Reply with one number: how many lines contain the word "муниципальных".

★ ★ ★ ★ ★

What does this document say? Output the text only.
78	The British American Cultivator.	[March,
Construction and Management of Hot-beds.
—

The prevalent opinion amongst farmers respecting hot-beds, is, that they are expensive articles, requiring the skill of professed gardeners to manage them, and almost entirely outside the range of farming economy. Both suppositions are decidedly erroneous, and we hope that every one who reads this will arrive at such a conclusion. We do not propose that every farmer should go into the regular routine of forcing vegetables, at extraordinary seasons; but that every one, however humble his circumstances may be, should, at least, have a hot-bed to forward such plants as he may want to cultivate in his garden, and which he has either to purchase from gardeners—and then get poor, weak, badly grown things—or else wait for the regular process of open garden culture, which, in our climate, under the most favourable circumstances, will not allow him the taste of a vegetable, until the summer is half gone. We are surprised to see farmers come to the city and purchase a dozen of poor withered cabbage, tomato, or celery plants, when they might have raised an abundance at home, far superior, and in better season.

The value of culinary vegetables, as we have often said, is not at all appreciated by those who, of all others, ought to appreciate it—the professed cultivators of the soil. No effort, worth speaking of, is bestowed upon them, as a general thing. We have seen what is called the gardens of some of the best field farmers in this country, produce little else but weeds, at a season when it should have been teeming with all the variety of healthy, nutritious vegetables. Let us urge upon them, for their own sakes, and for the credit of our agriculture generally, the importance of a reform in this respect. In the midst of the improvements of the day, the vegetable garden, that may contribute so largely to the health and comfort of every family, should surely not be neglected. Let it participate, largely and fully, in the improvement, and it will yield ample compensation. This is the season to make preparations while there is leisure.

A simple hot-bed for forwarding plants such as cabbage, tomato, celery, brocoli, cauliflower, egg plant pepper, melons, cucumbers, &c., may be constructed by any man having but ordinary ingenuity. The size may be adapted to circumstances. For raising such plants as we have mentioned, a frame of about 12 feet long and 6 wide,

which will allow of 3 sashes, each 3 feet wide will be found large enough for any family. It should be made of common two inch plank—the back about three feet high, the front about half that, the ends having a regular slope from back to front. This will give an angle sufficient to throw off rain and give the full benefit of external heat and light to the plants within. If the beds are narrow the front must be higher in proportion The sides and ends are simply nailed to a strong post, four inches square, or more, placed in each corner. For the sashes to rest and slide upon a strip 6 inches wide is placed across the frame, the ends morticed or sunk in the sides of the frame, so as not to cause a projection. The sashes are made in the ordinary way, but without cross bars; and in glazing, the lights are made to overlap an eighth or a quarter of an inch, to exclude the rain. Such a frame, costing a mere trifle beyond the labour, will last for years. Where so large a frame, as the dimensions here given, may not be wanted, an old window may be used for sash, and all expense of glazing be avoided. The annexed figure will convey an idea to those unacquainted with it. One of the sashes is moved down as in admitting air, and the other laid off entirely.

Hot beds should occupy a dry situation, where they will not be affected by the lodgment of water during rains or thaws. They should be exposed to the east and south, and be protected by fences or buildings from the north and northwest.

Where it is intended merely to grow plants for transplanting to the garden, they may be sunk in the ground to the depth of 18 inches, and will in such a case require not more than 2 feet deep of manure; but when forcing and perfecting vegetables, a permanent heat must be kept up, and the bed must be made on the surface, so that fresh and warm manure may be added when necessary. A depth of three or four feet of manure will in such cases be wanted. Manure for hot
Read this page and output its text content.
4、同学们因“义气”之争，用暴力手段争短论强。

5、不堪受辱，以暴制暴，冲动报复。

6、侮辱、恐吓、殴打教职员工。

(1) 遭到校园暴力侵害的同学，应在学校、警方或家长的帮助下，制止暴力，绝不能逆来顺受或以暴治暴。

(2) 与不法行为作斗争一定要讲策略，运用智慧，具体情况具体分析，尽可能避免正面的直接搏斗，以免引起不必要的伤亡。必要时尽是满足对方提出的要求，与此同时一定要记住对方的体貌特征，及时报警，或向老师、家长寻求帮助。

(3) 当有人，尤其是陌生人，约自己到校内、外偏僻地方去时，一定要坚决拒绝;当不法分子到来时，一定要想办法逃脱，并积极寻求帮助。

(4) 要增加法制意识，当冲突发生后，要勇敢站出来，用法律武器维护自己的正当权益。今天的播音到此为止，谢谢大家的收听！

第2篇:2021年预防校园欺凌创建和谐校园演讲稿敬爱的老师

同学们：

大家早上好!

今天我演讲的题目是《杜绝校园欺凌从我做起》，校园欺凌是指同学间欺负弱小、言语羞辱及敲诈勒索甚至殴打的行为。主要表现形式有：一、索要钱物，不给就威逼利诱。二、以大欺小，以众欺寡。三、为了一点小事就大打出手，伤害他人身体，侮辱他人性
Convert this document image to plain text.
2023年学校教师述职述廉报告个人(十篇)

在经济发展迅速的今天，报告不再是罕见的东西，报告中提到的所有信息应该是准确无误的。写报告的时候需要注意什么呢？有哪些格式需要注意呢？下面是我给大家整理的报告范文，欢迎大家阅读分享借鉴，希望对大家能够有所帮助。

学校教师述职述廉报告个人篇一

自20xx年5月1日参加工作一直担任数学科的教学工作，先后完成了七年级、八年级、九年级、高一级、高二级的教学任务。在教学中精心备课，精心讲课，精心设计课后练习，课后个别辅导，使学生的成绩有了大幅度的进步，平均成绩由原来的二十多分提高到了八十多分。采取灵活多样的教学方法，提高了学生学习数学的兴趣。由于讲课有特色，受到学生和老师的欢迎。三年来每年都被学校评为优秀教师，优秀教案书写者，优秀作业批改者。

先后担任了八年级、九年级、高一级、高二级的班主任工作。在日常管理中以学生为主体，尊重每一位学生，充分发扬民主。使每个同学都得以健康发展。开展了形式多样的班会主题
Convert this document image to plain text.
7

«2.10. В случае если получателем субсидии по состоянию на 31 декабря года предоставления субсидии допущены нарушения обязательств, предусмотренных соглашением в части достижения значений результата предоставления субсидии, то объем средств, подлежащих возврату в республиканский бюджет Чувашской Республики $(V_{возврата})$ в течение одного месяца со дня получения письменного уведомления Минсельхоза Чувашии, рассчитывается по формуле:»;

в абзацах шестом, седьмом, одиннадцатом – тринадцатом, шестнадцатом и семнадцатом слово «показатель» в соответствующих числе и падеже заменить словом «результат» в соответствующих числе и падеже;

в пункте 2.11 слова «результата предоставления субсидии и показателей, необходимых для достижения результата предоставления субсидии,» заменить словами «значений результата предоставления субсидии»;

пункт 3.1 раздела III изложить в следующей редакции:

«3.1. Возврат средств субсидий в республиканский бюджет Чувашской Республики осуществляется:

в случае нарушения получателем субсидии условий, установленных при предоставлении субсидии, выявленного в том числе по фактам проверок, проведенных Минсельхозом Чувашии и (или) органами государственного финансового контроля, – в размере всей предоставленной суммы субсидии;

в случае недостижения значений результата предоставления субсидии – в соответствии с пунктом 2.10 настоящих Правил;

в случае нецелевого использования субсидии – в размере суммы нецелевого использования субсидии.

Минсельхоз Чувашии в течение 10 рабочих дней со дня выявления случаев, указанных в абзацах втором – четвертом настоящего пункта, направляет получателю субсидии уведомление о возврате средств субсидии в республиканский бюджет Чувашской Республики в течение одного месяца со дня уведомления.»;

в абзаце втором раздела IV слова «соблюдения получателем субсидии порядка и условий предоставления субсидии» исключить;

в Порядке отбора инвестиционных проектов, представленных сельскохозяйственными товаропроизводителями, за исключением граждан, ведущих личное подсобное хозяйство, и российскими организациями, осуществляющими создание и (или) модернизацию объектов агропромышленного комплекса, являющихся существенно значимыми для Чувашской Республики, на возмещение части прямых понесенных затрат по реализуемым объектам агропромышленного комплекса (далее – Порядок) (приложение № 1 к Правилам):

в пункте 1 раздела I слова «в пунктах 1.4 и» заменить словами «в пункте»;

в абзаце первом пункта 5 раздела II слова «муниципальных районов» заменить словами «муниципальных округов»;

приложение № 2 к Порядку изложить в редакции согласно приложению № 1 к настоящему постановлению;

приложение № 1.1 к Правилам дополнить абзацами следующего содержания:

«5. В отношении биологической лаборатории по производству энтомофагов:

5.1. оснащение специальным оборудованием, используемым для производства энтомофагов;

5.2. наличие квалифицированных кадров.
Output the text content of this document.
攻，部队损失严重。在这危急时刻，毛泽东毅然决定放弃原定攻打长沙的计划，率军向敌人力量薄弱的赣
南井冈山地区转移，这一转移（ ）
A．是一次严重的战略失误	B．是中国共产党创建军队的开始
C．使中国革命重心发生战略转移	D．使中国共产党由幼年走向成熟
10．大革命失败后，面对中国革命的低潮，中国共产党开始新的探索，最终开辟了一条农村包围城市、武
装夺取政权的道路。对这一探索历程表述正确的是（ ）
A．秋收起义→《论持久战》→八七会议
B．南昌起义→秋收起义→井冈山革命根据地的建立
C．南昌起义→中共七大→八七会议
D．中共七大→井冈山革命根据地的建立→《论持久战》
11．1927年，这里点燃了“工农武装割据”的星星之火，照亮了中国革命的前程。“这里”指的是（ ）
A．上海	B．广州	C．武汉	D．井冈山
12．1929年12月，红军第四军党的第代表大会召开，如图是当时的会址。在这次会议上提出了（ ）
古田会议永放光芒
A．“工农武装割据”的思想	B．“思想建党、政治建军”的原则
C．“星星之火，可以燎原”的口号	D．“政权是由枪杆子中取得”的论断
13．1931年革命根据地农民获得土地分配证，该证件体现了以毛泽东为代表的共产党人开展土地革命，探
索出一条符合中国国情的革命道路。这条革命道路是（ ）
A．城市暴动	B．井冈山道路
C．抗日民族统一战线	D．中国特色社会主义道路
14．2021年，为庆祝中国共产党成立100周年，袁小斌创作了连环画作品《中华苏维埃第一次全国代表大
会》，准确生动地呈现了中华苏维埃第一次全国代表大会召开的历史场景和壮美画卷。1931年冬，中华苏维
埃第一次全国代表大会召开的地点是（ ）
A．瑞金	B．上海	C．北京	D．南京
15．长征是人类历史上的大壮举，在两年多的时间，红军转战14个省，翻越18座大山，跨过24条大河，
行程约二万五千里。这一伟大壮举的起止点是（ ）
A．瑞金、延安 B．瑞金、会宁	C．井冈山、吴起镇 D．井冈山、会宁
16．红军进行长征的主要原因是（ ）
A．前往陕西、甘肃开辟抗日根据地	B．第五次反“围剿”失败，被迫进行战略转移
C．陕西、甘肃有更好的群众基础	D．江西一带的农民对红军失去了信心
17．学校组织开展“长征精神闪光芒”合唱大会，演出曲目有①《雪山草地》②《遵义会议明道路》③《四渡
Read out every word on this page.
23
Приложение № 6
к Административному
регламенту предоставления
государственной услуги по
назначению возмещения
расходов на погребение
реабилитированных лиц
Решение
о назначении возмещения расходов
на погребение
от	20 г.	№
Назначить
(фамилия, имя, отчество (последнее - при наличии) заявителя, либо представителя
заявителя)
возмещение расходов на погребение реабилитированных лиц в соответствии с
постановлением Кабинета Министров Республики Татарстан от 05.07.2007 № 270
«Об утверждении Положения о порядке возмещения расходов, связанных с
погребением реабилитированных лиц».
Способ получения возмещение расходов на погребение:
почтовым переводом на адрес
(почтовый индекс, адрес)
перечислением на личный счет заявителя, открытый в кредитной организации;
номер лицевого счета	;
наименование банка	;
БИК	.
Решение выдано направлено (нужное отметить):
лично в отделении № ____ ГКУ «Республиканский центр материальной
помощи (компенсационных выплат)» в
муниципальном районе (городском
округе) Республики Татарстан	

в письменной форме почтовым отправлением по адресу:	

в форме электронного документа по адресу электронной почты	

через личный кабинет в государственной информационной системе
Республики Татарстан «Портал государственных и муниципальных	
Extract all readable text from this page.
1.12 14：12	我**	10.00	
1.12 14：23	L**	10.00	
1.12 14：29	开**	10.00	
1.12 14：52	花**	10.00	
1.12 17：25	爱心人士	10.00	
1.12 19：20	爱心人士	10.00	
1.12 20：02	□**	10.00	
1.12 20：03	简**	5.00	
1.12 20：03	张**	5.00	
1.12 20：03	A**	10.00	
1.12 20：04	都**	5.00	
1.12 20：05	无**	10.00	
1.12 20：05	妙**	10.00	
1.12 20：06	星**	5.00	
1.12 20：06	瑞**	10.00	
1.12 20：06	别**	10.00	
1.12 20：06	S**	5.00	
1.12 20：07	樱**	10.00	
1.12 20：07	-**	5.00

★ ★ ★ ★ ★

EXERCISE OUTPUT.
2